* What you are asked to do: Copy each line with the word "JSON" in it.

* Input for this task:
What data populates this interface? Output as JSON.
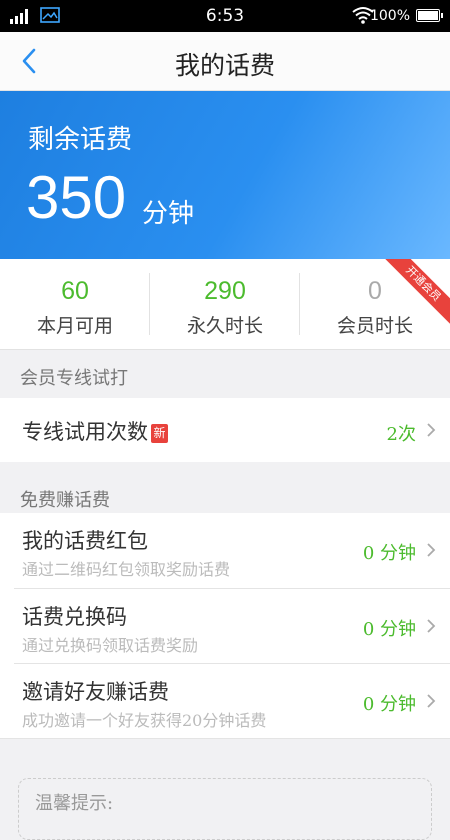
{
  "status_bar": {
    "time": "6:53",
    "battery": "100%",
    "icons": [
      "signal-icon",
      "image-icon",
      "wifi-icon",
      "battery-icon"
    ]
  },
  "nav": {
    "title": "我的话费",
    "back_icon": "chevron-left-icon"
  },
  "balance": {
    "label": "剩余话费",
    "amount": "350",
    "unit": "分钟"
  },
  "stats": [
    {
      "value": "60",
      "caption": "本月可用",
      "color": "#4cbb2e"
    },
    {
      "value": "290",
      "caption": "永久时长",
      "color": "#4cbb2e"
    },
    {
      "value": "0",
      "caption": "会员时长",
      "color": "#aaaaaa"
    }
  ],
  "ribbon": "开通会员",
  "section_member": {
    "header": "会员专线试打",
    "row": {
      "title": "专线试用次数",
      "badge": "新",
      "value": "2次"
    }
  },
  "section_earn": {
    "header": "免费赚话费",
    "rows": [
      {
        "title": "我的话费红包",
        "subtitle": "通过二维码红包领取奖励话费",
        "value": "0 分钟"
      },
      {
        "title": "话费兑换码",
        "subtitle": "通过兑换码领取话费奖励",
        "value": "0 分钟"
      },
      {
        "title": "邀请好友赚话费",
        "subtitle": "成功邀请一个好友获得20分钟话费",
        "value": "0 分钟"
      }
    ]
  },
  "tip_box": {
    "label": "温馨提示:"
  },
  "colors": {
    "accent_blue": "#2a8ff0",
    "green": "#4cbb2e",
    "red": "#e8423c"
  }
}
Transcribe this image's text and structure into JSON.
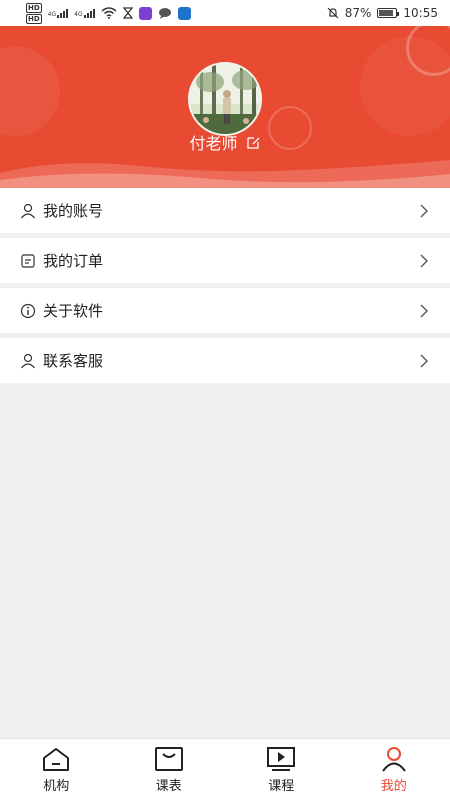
{
  "status_bar": {
    "battery": "87%",
    "time": "10:55",
    "net_1": "HD",
    "net_2": "HD",
    "gen_1": "4G",
    "gen_2": "4G",
    "battery_level": 0.87
  },
  "profile": {
    "name": "付老师",
    "avatar_icon": "avatar-photo",
    "edit_icon": "edit-icon"
  },
  "menu": {
    "items": [
      {
        "label": "我的账号",
        "icon": "user-icon"
      },
      {
        "label": "我的订单",
        "icon": "order-icon"
      },
      {
        "label": "关于软件",
        "icon": "info-icon"
      },
      {
        "label": "联系客服",
        "icon": "user-icon"
      }
    ]
  },
  "nav": {
    "items": [
      {
        "label": "机构",
        "icon": "home-icon",
        "active": false
      },
      {
        "label": "课表",
        "icon": "schedule-icon",
        "active": false
      },
      {
        "label": "课程",
        "icon": "play-icon",
        "active": false
      },
      {
        "label": "我的",
        "icon": "profile-icon",
        "active": true
      }
    ],
    "active_color": "#e84a32"
  },
  "colors": {
    "header_bg": "#e84a32",
    "page_bg": "#f0f0f0"
  }
}
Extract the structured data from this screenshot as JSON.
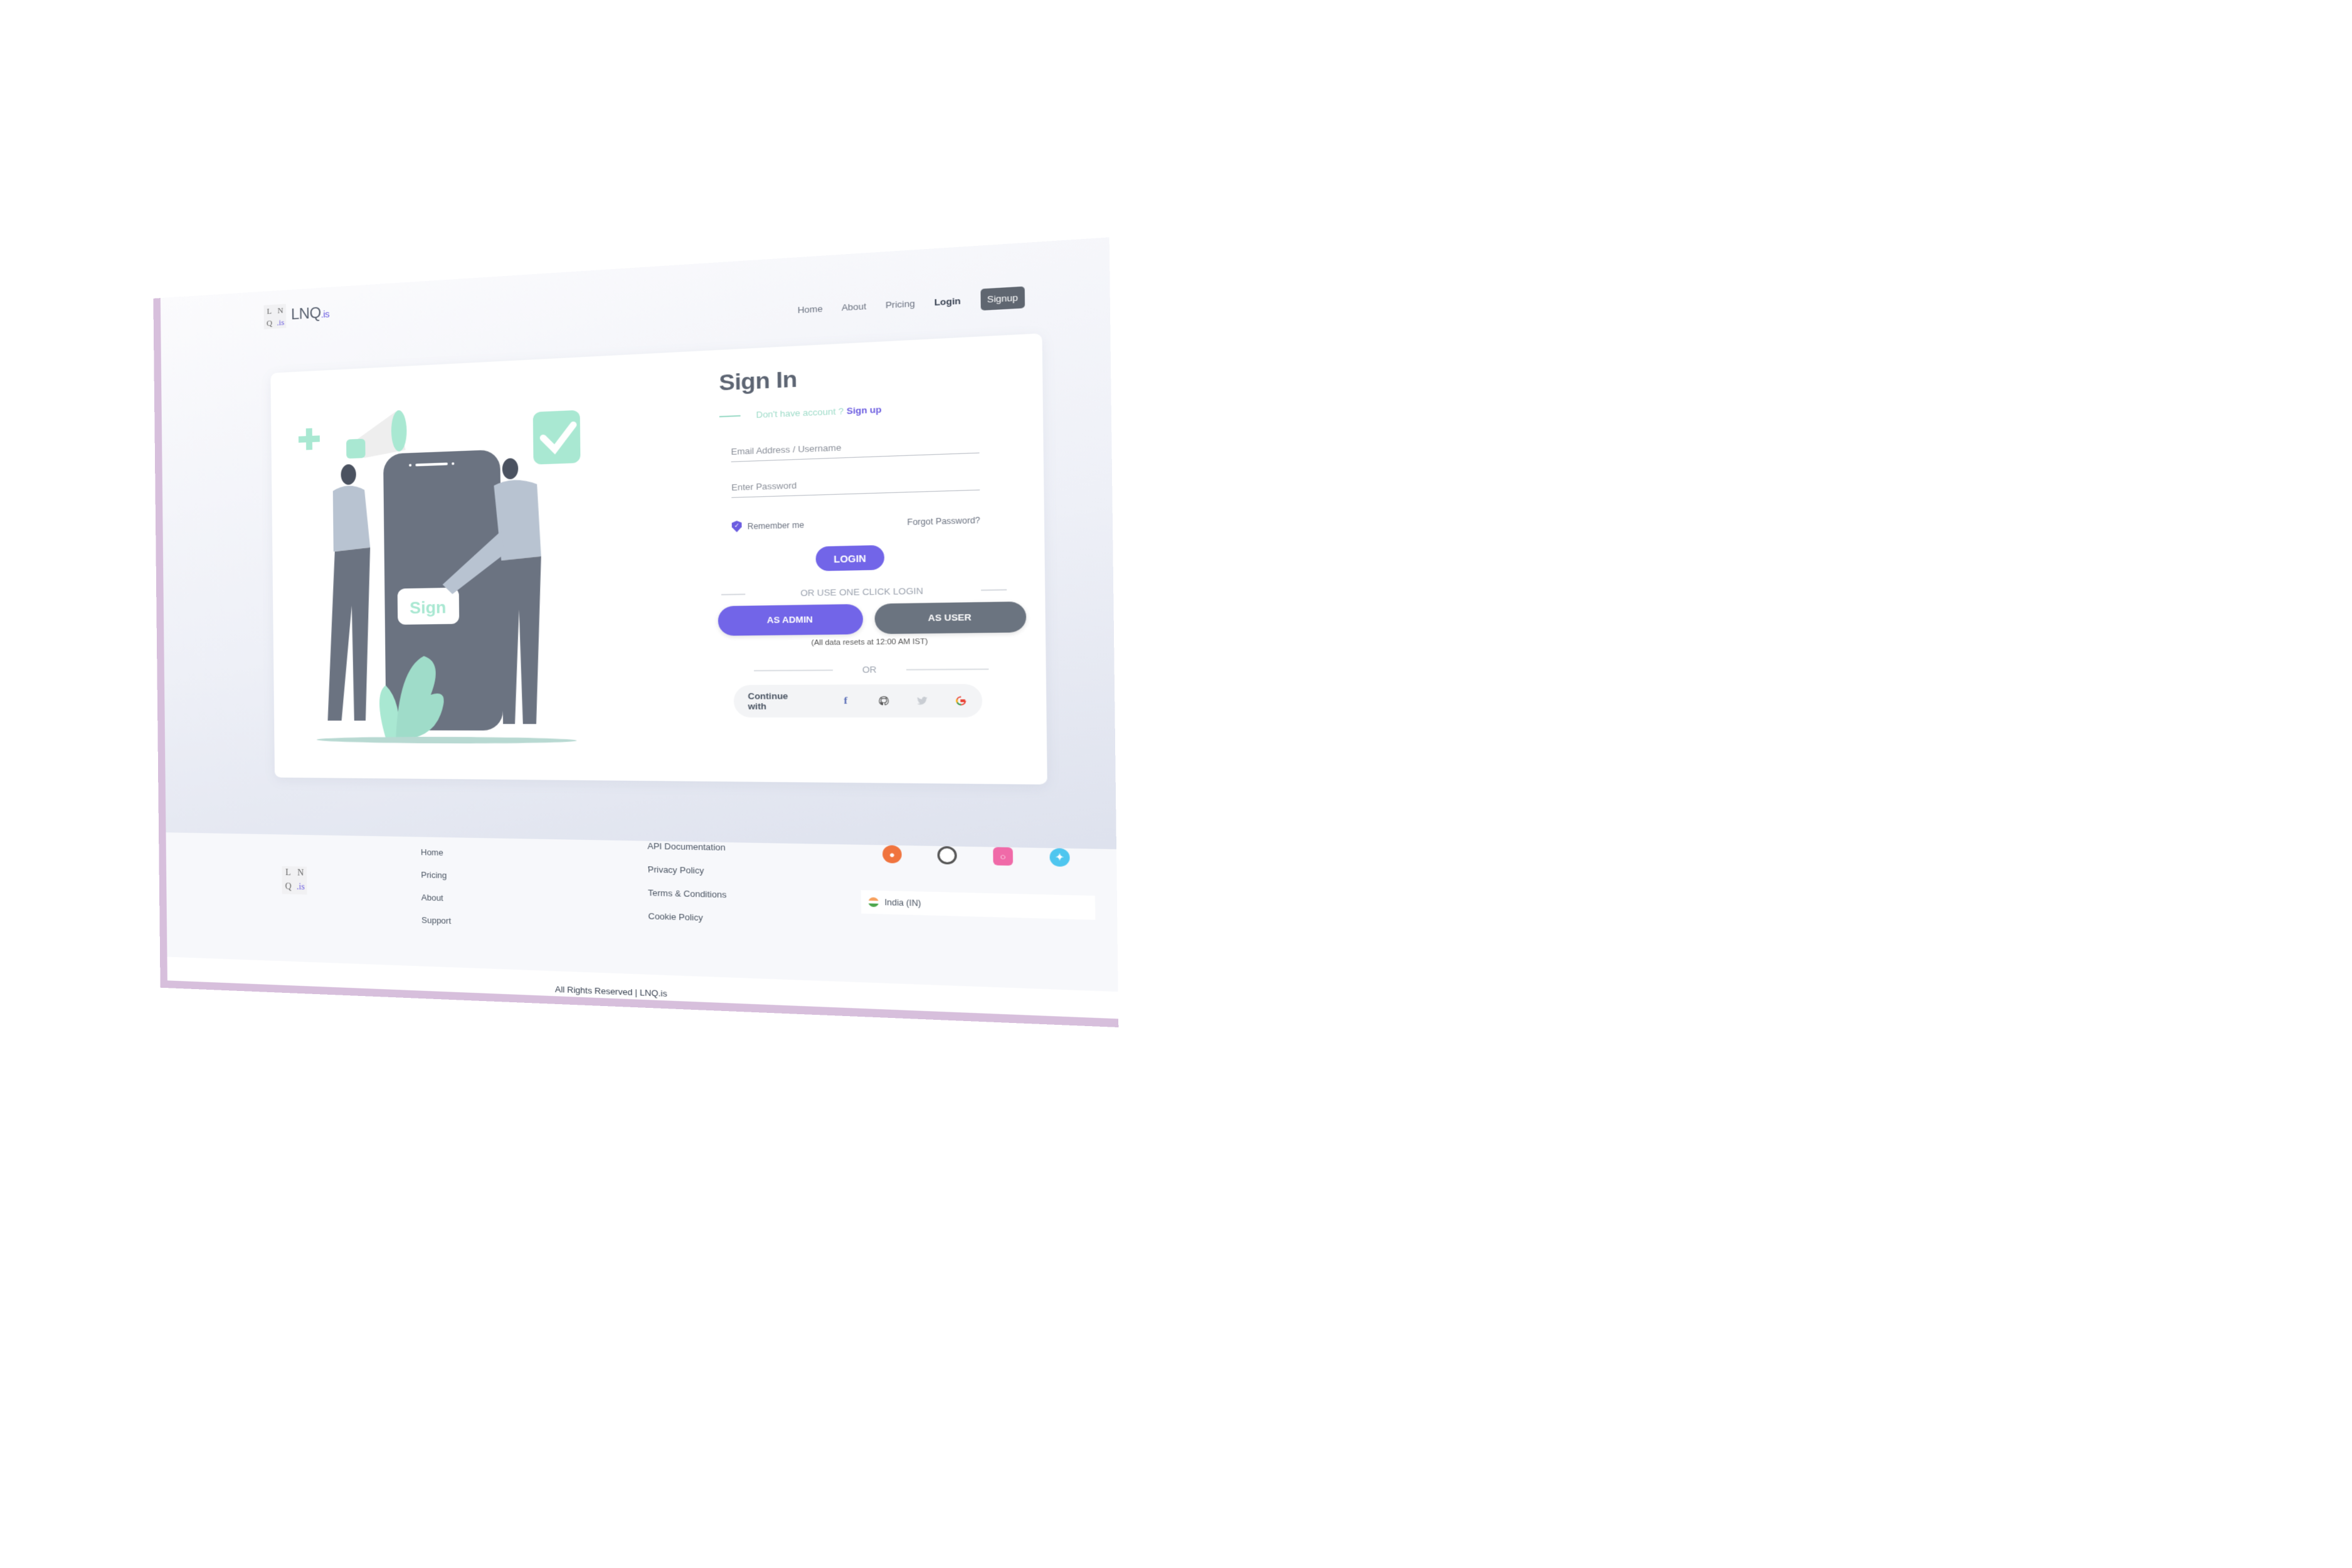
{
  "brand": {
    "logo_tiles": [
      "L",
      "N",
      "Q",
      ".is"
    ],
    "name": "LNQ",
    "suffix": ".is",
    "accent": "#6b5ce0"
  },
  "nav": {
    "items": [
      "Home",
      "About",
      "Pricing"
    ],
    "login": "Login",
    "signup": "Signup"
  },
  "illustration": {
    "sign_label": "Sign"
  },
  "signin": {
    "title": "Sign In",
    "no_account": "Don't have account ?",
    "signup_link": "Sign up",
    "email_placeholder": "Email Address / Username",
    "password_placeholder": "Enter Password",
    "remember_me": "Remember me",
    "forgot_password": "Forgot Password?",
    "login_button": "LOGIN",
    "one_click_label": "OR USE ONE CLICK LOGIN",
    "as_admin": "AS ADMIN",
    "as_user": "AS USER",
    "reset_note": "(All data resets at 12:00 AM IST)",
    "or_label": "OR",
    "continue_with": "Continue with",
    "providers": [
      "facebook-icon",
      "github-icon",
      "twitter-icon",
      "google-icon"
    ]
  },
  "footer": {
    "col1": [
      "Home",
      "Pricing",
      "About",
      "Support"
    ],
    "col2": [
      "API Documentation",
      "Privacy Policy",
      "Terms & Conditions",
      "Cookie Policy"
    ],
    "social": [
      "reddit-icon",
      "github-icon",
      "instagram-icon",
      "twitter-icon"
    ],
    "country": "India (IN)",
    "copyright": "All Rights Reserved | LNQ.is"
  },
  "colors": {
    "primary": "#7265e8",
    "secondary": "#6b7480",
    "mint": "#9fdcc9",
    "frame": "#d7bfdc"
  }
}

* Exercise output:
What data populates this interface? Output as JSON.
Transcribe this image's text and structure into JSON.
Extract the structured data from this screenshot as JSON.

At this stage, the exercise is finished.